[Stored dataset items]
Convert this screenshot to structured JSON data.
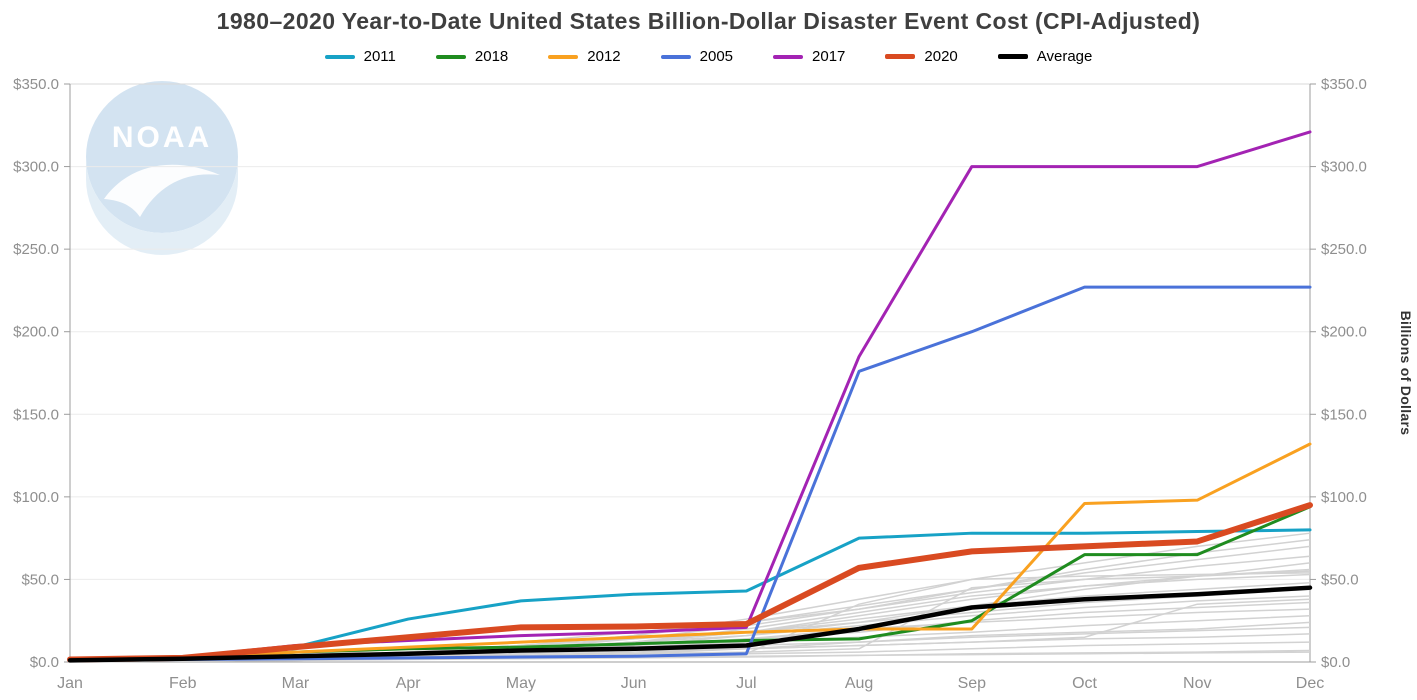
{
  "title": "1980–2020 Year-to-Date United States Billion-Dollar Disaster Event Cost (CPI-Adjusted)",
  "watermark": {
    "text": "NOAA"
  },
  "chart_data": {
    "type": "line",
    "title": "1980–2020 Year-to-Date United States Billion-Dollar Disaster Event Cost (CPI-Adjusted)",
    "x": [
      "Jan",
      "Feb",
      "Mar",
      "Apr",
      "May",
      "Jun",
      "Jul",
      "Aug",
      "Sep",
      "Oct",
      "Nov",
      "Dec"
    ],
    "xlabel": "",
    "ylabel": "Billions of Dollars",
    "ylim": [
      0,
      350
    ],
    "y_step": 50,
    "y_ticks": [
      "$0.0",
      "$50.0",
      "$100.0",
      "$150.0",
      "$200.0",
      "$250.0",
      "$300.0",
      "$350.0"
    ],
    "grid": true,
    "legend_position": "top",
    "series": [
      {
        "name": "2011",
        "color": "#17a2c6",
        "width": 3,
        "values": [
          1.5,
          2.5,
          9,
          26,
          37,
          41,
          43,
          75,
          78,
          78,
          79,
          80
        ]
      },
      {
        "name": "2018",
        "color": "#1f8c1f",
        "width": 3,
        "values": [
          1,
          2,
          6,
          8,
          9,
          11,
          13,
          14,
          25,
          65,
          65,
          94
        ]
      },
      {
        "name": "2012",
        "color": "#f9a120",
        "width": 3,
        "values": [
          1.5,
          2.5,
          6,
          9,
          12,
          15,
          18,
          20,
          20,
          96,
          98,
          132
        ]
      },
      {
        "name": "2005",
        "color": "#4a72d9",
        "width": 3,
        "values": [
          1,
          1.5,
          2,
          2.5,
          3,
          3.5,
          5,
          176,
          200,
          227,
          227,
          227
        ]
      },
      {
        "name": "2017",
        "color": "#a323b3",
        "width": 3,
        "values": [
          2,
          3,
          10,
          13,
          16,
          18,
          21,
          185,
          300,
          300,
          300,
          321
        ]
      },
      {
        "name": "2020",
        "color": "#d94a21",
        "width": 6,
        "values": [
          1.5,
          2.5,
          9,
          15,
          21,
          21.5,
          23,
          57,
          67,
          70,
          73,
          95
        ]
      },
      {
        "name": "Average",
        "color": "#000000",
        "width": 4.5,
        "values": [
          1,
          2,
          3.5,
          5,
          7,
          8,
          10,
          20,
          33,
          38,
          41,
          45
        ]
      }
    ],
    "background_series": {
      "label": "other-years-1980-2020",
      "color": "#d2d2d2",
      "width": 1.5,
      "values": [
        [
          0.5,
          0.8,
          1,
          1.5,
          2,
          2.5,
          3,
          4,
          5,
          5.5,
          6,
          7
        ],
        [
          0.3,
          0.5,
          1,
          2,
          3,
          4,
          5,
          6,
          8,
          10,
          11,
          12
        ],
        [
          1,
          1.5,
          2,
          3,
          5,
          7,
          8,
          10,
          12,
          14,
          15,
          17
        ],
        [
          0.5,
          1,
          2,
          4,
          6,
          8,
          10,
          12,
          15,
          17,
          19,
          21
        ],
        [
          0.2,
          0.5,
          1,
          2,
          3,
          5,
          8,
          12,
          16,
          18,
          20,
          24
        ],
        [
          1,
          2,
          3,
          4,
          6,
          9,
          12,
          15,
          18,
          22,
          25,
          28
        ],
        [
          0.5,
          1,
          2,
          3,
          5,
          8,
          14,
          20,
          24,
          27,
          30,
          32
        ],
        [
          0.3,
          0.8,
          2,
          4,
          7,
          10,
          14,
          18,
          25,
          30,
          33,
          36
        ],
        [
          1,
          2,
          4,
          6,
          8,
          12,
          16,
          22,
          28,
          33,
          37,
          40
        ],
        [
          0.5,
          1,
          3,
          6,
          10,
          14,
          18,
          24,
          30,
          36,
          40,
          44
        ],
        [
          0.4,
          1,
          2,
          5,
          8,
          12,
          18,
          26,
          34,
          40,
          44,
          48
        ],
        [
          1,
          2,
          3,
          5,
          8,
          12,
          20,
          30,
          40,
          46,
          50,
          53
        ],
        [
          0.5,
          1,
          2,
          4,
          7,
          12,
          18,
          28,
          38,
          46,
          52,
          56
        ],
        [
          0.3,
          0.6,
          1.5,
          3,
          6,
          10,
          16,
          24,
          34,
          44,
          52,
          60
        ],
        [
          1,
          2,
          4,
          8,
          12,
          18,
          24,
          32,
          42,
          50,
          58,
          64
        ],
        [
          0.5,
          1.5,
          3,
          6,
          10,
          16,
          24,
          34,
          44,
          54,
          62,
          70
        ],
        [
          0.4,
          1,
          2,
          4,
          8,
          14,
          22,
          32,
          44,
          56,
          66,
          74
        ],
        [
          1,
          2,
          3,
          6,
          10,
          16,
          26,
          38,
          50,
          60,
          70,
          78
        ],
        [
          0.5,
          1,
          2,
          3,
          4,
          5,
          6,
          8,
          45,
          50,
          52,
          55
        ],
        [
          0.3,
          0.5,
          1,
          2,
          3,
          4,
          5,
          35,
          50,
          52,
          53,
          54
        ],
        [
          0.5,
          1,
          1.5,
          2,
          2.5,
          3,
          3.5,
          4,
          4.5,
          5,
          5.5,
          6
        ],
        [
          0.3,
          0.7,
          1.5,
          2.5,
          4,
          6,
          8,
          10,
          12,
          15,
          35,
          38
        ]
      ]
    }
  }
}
--
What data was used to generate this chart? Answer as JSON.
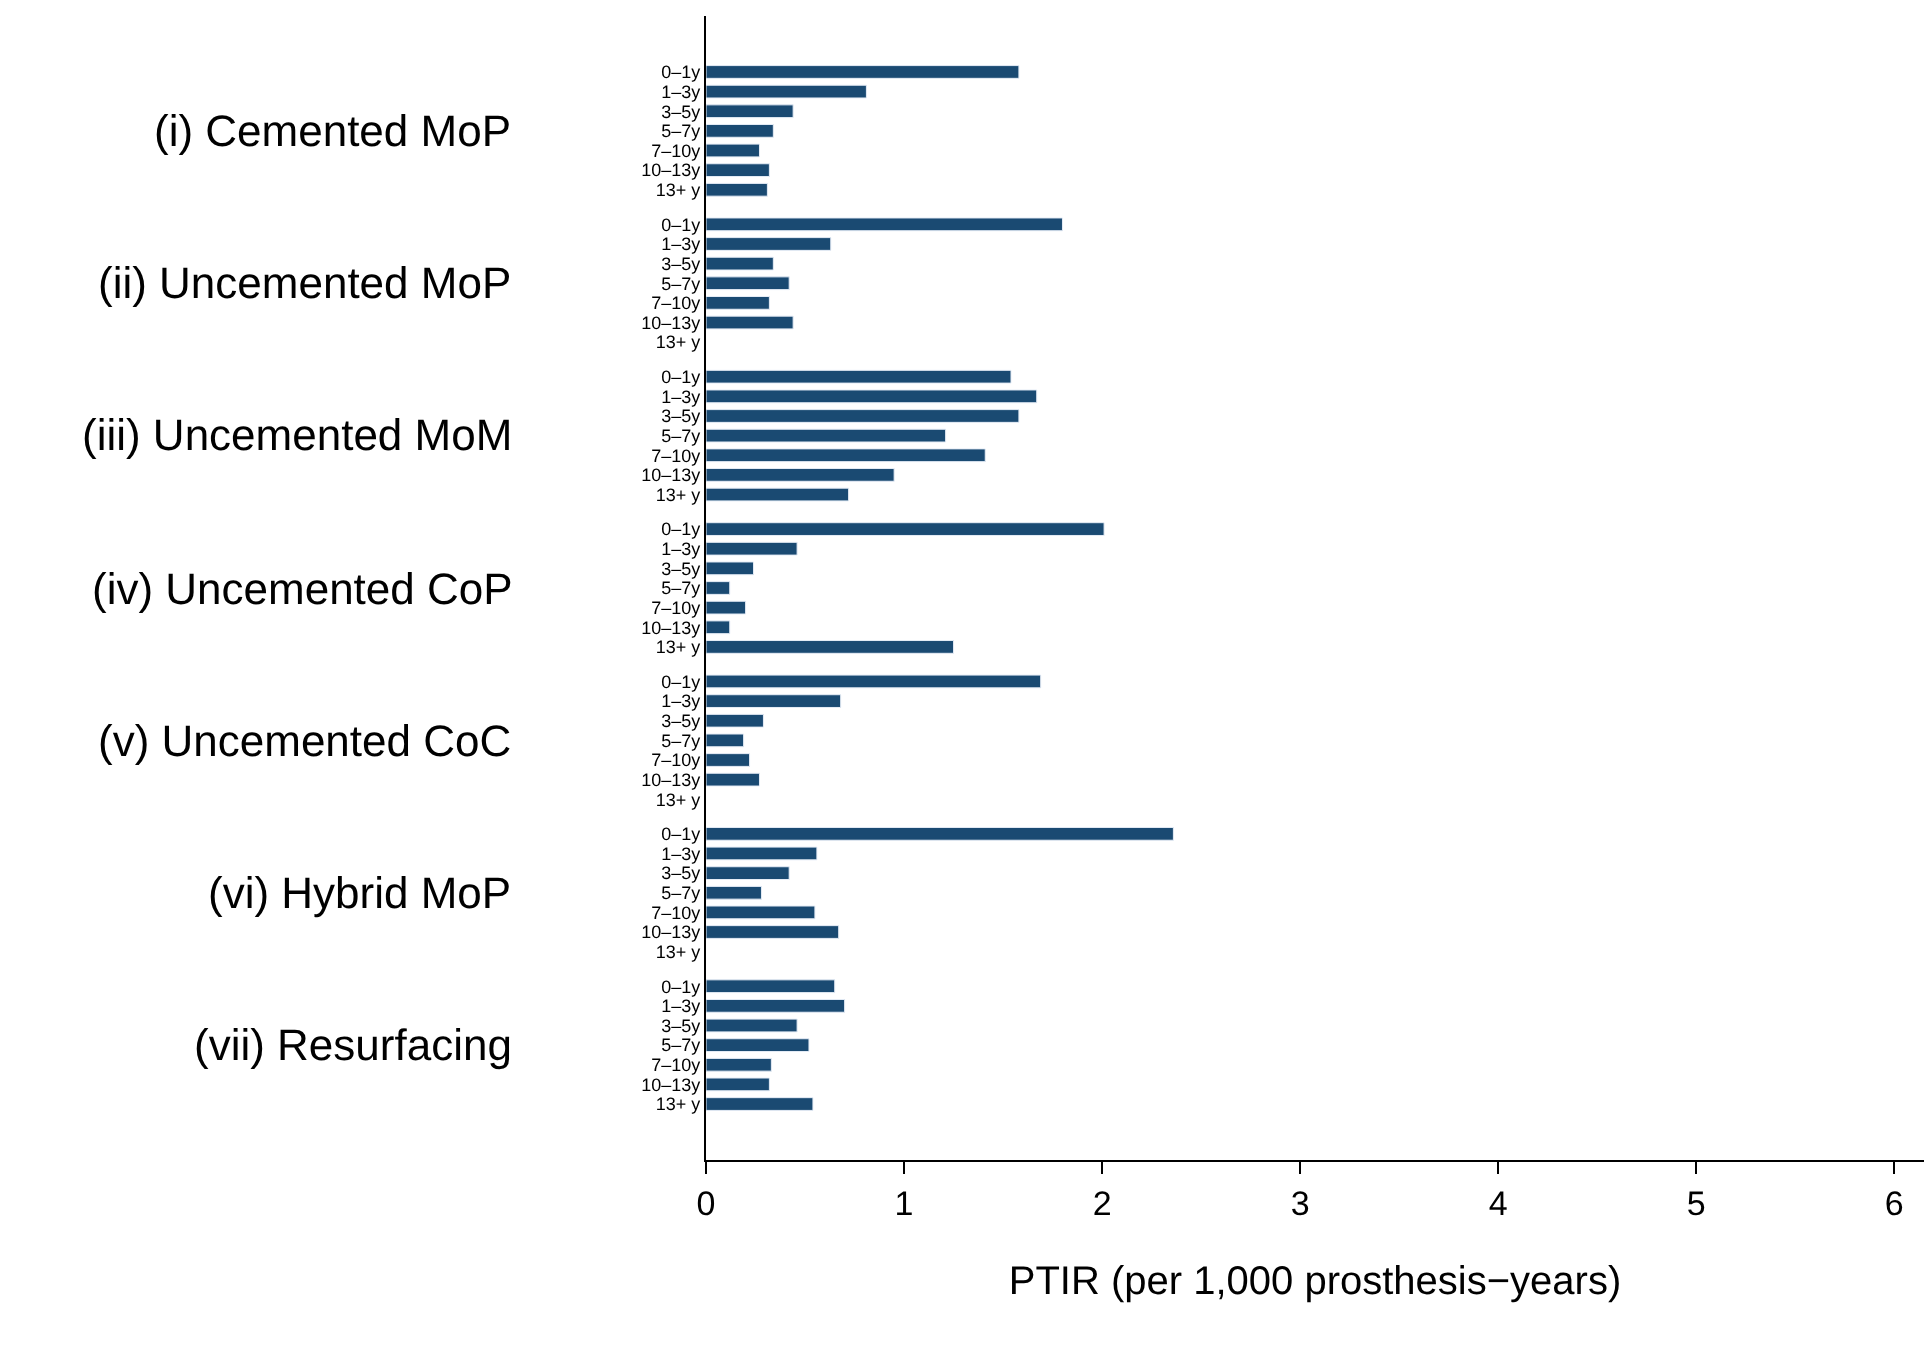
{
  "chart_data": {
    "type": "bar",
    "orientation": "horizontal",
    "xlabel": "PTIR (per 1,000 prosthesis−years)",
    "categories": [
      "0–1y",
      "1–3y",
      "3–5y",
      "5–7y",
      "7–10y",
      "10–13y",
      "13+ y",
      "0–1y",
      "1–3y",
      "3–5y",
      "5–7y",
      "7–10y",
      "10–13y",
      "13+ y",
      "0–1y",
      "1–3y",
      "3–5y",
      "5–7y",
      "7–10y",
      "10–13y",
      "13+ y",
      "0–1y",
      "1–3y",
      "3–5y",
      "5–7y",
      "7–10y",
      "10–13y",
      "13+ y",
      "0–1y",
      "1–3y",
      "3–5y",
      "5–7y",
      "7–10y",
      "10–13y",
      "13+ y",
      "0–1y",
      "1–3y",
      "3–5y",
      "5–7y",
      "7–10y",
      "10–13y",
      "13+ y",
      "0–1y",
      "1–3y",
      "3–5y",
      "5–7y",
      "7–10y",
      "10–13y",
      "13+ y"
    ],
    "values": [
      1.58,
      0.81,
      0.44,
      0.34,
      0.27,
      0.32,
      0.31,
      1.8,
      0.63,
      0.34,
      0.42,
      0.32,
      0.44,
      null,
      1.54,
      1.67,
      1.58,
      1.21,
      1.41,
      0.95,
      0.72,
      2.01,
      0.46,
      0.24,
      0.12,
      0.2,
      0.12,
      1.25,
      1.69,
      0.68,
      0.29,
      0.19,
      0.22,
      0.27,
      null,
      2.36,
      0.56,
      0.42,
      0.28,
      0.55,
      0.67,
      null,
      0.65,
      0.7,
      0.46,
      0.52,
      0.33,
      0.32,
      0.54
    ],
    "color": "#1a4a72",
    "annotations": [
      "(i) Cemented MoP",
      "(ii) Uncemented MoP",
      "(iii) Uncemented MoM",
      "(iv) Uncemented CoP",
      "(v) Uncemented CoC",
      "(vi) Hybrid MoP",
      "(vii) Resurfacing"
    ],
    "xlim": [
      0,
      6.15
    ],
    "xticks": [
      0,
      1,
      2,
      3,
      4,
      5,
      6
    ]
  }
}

* Given task *
Extract, from the material above, each line holding the word "United".

* Solution for this problem *
  "title": "1980–2020 Year-to-Date United States Billion-Dollar Disaster Event Cost (CPI-Adjusted)",
    "title": "1980–2020 Year-to-Date United States Billion-Dollar Disaster Event Cost (CPI-Adjusted)",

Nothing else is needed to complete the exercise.